- **What you will do**
Give the number of lines in the records below that include "اينال". Reply with that number alone.

>> begin Data shown

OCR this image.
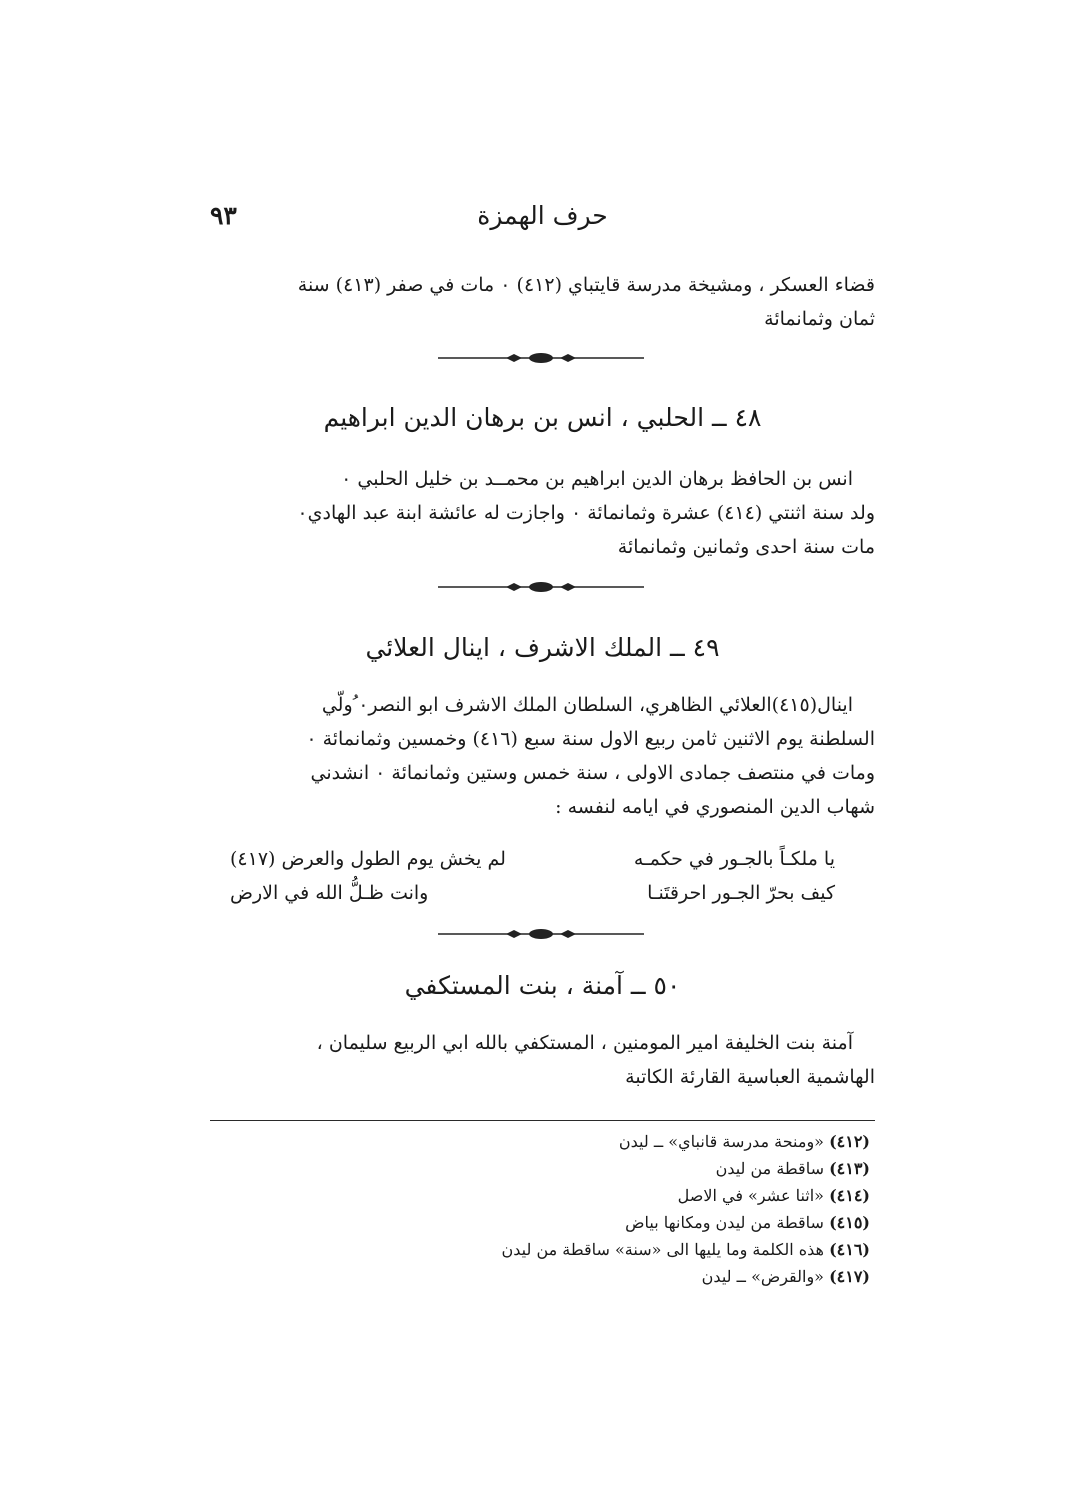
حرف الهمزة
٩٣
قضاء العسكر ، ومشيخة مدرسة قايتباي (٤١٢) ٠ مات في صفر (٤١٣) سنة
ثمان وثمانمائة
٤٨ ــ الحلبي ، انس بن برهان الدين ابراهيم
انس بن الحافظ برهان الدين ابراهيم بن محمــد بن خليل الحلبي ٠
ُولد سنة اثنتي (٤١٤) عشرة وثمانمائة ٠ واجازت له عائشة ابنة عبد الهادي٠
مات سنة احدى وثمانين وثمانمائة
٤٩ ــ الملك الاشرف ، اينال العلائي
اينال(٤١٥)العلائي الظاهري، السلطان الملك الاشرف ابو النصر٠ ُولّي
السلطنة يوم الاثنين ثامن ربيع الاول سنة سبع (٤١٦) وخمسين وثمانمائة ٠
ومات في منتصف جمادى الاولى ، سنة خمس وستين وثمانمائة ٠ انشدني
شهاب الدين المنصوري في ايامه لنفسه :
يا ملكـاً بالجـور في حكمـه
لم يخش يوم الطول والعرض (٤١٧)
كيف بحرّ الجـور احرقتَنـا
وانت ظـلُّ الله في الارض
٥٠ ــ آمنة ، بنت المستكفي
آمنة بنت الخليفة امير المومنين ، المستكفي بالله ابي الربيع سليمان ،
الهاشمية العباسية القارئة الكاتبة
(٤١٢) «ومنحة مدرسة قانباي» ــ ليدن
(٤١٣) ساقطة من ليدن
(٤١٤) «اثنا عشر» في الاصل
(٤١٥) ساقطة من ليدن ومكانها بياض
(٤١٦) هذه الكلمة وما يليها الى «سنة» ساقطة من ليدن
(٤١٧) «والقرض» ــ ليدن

>> end Data shown

- **Task output**
2